Task to carry out: Copy out all lines where "name" appears.

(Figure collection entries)

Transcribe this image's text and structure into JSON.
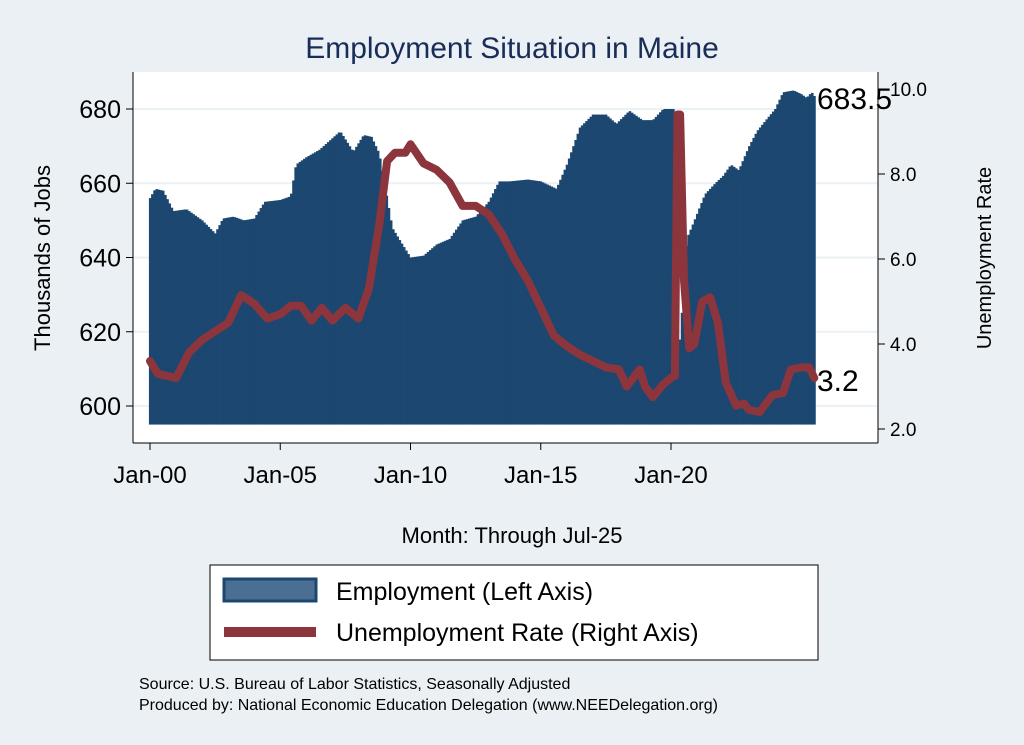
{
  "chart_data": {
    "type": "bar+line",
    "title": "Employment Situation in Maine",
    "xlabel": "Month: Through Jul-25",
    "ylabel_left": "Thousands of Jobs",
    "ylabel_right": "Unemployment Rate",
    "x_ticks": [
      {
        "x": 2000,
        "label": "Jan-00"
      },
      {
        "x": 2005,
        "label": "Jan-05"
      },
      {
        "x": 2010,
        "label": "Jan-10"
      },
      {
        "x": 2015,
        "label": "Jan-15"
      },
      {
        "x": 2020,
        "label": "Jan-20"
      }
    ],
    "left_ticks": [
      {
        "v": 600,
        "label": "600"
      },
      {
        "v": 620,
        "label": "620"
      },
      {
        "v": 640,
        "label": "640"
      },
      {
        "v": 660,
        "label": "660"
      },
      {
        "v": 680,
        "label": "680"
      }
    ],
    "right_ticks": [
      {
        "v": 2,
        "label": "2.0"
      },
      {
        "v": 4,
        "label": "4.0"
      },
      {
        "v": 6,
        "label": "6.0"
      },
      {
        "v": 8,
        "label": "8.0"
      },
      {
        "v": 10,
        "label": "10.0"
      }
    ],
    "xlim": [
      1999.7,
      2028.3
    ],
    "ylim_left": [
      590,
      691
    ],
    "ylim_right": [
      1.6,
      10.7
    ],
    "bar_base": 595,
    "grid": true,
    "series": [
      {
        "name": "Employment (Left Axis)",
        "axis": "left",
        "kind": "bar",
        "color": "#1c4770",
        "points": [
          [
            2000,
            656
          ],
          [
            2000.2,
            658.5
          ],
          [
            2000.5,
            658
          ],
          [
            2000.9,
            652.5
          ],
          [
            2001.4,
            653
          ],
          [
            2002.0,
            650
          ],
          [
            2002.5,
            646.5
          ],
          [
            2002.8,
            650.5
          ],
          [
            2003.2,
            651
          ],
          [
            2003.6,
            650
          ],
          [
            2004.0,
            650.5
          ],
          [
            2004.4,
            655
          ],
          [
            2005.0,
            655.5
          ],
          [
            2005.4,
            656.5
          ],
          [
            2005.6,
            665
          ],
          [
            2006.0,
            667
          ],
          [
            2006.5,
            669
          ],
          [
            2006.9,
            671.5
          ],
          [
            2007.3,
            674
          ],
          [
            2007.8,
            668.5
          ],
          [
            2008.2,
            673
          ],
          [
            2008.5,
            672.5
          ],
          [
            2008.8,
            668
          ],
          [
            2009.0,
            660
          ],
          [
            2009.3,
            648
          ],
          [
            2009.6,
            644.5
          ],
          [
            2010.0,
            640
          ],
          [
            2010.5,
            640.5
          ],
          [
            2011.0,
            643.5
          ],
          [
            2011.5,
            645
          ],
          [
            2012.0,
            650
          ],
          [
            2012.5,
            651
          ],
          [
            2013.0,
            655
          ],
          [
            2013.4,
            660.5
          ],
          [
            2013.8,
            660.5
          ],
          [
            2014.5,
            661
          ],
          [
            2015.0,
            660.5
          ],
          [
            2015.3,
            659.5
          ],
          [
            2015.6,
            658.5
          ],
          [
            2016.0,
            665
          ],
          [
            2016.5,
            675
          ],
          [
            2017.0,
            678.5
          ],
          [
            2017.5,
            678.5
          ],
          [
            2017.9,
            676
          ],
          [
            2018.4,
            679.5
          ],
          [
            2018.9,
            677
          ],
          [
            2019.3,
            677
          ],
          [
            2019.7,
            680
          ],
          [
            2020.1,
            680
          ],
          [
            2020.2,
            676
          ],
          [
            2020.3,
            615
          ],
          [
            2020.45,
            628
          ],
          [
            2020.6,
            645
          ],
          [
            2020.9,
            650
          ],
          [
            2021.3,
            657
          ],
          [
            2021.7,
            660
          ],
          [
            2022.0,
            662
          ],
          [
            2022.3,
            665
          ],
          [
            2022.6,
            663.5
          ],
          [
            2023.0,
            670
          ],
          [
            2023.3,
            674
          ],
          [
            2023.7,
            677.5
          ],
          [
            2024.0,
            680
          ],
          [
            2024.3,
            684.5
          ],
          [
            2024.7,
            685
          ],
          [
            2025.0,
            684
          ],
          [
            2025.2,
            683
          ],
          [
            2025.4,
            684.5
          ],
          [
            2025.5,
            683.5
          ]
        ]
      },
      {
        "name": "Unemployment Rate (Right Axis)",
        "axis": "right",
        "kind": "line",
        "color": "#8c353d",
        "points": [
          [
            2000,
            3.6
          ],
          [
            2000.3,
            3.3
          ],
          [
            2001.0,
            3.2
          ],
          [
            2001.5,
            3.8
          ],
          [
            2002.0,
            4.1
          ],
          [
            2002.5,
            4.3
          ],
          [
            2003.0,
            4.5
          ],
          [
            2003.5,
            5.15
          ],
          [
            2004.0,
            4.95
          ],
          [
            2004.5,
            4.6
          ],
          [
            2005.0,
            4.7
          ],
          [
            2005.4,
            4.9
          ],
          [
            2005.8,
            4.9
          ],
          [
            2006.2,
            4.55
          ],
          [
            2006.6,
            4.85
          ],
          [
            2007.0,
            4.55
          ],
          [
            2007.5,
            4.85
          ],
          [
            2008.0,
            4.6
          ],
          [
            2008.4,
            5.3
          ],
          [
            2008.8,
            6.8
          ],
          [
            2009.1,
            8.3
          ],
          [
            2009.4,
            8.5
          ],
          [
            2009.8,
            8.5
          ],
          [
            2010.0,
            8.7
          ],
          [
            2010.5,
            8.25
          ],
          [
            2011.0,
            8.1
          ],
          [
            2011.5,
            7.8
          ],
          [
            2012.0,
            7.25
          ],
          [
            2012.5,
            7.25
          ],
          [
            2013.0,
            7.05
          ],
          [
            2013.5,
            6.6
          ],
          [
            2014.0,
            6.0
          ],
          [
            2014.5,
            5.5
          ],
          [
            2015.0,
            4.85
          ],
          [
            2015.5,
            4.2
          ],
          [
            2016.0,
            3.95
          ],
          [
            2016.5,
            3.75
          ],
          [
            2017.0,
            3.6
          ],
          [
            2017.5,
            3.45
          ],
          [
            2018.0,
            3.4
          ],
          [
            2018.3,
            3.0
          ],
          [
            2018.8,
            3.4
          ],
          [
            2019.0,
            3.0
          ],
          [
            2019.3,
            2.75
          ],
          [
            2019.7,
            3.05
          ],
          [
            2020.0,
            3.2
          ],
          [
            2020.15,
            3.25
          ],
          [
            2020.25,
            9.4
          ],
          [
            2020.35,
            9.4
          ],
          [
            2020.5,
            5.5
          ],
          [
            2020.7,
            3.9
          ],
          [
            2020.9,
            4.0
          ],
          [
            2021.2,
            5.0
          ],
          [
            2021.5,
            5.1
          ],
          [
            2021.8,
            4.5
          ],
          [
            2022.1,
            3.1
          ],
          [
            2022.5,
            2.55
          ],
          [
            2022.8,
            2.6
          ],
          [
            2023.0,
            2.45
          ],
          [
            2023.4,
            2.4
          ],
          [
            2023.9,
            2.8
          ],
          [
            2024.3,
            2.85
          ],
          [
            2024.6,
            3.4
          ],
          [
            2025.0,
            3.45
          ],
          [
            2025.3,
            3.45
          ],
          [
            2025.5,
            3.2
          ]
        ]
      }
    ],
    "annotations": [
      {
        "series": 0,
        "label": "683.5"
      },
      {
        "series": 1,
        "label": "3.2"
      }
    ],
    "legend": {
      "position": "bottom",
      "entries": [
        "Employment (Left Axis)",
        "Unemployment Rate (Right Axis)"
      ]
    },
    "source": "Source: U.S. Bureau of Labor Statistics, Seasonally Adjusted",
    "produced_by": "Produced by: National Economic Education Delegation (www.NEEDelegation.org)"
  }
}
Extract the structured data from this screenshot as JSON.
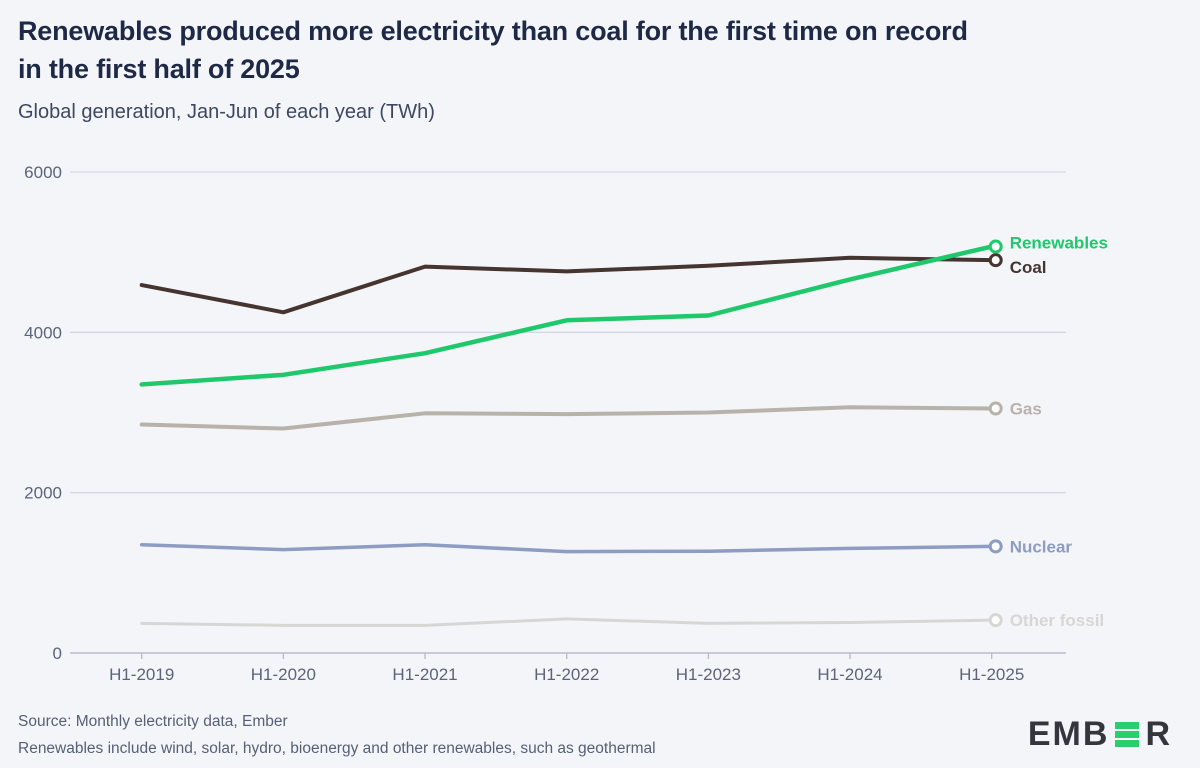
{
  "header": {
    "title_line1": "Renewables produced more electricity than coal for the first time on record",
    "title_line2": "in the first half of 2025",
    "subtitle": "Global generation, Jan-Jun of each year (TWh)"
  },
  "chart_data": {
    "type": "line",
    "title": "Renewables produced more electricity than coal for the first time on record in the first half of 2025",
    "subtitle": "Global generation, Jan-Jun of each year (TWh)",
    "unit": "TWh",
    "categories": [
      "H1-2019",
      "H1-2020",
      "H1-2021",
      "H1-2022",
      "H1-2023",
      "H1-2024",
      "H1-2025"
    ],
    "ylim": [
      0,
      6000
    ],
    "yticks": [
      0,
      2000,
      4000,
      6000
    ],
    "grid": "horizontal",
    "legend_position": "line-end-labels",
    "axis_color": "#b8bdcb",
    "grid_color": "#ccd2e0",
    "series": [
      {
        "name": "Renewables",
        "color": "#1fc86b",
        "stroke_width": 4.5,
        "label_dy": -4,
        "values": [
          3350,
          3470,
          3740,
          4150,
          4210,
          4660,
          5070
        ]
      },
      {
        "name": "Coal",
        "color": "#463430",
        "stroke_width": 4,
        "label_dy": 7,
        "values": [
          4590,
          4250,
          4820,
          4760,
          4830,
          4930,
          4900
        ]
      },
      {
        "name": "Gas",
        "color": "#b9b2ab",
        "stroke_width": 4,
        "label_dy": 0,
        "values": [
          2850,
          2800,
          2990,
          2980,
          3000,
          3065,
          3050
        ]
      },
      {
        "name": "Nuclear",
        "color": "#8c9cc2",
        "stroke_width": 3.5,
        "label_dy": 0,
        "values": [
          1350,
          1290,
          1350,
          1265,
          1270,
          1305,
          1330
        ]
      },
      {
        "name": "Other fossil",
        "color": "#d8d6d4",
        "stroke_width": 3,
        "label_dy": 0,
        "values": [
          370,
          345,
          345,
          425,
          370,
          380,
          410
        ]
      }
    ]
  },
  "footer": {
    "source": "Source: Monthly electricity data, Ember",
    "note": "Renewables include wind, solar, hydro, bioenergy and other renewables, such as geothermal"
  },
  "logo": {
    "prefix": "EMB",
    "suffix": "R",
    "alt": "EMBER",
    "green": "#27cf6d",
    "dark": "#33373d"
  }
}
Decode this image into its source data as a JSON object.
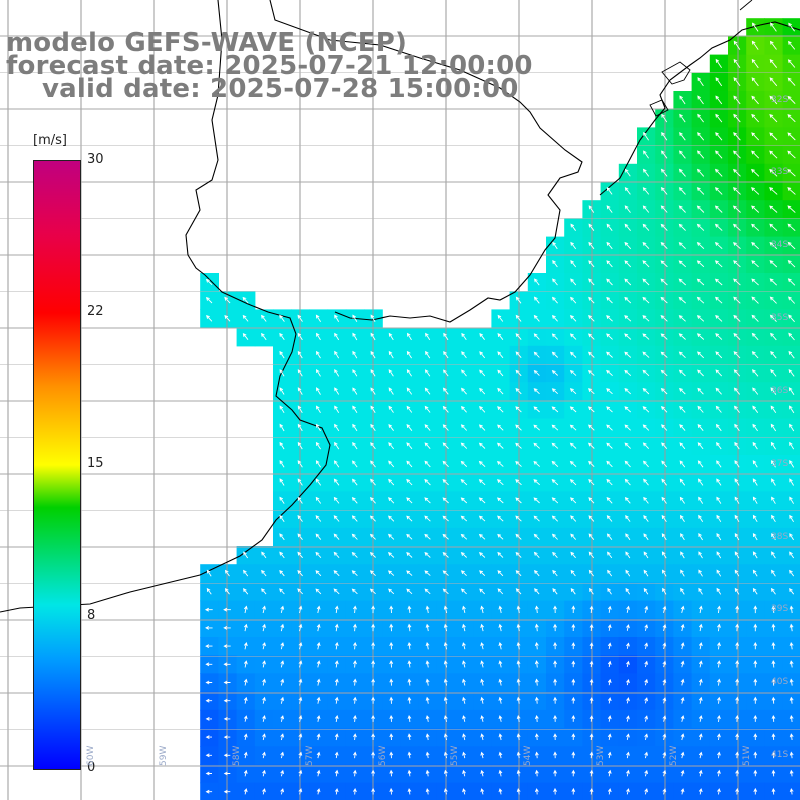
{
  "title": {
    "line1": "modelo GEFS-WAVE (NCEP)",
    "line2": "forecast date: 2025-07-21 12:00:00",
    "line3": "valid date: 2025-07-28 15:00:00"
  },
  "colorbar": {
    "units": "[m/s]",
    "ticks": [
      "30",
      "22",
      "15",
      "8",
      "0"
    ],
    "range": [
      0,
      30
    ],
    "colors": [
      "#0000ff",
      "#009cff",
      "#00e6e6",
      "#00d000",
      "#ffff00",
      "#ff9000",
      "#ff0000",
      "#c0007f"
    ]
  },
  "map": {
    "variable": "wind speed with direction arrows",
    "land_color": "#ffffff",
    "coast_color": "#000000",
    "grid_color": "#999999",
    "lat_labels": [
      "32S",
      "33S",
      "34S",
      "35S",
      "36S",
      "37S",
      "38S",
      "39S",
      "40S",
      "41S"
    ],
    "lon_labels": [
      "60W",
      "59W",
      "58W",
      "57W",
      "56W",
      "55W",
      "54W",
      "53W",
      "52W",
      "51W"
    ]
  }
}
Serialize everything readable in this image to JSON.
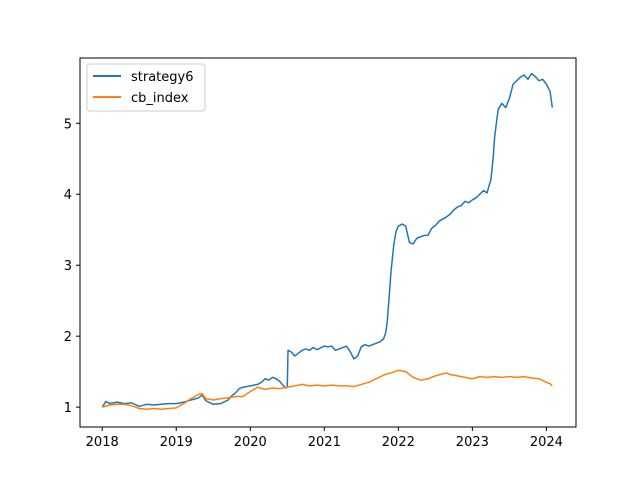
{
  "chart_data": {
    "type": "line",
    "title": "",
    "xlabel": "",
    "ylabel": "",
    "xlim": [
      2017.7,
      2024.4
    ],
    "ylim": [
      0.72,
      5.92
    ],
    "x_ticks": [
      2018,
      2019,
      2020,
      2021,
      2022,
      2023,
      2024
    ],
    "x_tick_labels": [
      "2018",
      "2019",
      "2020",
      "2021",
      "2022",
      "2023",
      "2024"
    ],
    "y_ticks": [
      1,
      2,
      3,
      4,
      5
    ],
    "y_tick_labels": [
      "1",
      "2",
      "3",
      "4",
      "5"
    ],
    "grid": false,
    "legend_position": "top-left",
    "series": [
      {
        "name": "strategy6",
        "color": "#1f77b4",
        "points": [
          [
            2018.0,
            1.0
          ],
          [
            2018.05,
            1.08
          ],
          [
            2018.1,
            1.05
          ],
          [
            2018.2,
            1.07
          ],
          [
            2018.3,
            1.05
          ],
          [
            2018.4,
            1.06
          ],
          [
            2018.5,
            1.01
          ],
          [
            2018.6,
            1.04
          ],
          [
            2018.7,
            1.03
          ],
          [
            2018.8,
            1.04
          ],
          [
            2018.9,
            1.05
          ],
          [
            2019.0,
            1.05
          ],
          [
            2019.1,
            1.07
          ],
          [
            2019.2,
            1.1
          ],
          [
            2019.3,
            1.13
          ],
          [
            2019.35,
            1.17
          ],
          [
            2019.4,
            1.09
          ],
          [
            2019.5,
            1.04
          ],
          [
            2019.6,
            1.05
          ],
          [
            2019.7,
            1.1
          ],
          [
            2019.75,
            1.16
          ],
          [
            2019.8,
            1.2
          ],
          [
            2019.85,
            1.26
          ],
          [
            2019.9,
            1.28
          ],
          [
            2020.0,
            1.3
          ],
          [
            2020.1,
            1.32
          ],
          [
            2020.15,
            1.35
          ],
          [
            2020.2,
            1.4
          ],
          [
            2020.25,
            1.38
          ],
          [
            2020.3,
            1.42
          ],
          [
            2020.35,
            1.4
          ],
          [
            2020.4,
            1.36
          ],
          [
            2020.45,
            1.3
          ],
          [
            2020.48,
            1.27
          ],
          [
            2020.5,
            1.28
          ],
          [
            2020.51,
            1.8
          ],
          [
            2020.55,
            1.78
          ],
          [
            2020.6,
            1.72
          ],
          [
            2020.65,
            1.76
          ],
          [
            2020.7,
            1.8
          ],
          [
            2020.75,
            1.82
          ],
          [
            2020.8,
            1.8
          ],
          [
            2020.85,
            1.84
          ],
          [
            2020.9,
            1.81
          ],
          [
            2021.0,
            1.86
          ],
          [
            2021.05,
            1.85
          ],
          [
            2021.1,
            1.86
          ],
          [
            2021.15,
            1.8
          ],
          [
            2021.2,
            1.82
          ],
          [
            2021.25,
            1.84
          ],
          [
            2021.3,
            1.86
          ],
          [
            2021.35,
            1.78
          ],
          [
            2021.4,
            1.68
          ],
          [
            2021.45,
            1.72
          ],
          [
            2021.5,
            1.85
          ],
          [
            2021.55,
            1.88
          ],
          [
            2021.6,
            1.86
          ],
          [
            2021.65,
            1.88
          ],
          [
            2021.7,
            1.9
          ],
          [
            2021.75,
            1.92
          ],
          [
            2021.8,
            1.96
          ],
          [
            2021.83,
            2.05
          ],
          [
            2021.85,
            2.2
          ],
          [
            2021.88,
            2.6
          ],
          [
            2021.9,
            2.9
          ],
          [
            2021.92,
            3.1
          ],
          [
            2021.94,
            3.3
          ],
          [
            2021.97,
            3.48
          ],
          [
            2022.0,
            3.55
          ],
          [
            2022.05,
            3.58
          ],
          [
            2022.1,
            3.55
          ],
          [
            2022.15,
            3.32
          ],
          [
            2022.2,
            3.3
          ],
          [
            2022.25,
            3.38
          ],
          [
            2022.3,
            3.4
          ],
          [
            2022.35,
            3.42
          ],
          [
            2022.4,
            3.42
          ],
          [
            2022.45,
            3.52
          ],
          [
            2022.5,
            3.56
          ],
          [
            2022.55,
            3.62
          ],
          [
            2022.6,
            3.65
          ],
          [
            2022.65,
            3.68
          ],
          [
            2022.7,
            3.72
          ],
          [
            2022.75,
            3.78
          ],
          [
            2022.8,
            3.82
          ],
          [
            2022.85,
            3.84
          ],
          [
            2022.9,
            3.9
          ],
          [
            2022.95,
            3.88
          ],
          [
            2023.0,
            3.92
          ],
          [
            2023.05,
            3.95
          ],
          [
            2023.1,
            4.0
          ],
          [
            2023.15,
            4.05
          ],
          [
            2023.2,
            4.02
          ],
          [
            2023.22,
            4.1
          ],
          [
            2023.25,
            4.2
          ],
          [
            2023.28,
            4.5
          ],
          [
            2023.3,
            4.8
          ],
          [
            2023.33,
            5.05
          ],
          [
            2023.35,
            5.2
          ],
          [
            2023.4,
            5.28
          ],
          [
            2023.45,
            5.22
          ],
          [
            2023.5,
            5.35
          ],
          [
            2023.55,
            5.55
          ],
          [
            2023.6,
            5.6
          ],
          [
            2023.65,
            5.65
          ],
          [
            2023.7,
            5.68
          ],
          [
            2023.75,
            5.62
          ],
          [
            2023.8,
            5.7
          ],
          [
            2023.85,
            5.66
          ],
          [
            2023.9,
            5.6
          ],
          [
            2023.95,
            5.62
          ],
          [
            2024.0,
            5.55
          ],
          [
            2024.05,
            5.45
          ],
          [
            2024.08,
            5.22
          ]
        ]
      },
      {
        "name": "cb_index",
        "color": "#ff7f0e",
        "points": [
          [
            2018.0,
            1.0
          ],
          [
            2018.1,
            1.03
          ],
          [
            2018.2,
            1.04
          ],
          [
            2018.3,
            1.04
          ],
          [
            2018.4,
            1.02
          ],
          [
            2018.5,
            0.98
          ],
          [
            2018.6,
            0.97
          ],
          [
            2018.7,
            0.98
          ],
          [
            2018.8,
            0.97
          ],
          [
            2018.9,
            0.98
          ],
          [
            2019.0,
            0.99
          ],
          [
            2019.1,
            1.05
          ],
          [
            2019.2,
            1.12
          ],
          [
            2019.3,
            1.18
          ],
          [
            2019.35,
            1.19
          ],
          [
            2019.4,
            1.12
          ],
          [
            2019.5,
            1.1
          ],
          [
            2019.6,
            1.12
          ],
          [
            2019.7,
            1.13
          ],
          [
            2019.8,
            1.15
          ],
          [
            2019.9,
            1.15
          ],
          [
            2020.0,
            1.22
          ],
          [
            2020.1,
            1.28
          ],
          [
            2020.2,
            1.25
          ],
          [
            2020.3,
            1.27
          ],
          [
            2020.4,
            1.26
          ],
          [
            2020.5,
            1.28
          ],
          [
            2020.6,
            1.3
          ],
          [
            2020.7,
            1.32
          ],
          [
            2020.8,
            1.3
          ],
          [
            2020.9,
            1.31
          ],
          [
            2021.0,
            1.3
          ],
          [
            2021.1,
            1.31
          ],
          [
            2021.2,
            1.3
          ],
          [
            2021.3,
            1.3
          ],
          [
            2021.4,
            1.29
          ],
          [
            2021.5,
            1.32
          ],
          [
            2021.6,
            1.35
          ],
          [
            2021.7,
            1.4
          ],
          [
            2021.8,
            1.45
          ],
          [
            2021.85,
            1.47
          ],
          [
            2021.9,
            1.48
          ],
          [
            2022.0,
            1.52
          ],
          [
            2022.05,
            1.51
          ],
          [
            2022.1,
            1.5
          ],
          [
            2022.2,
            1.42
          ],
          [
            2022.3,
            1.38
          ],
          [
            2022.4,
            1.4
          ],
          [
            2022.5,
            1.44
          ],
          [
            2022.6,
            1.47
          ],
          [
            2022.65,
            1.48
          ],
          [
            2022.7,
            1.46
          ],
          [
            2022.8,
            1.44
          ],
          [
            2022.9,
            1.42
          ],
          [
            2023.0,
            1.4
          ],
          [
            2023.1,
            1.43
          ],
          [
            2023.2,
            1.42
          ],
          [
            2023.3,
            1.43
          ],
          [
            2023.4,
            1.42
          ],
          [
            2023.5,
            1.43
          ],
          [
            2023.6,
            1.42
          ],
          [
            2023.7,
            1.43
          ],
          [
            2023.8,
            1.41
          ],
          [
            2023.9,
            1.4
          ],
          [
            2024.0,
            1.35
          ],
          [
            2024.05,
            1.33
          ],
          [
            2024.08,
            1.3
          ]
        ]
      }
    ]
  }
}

Problem solution:
        "name": "Employment (Left Axis)",
        "name": "Unemployment Rate (Right Axis)",
        "name": "Renewables",
        "name": "Coal",
        "name": "Gas",
        "name": "Nuclear",
        "name": "Other fossil",
        "name": "strategy6",
        "name": "cb_index",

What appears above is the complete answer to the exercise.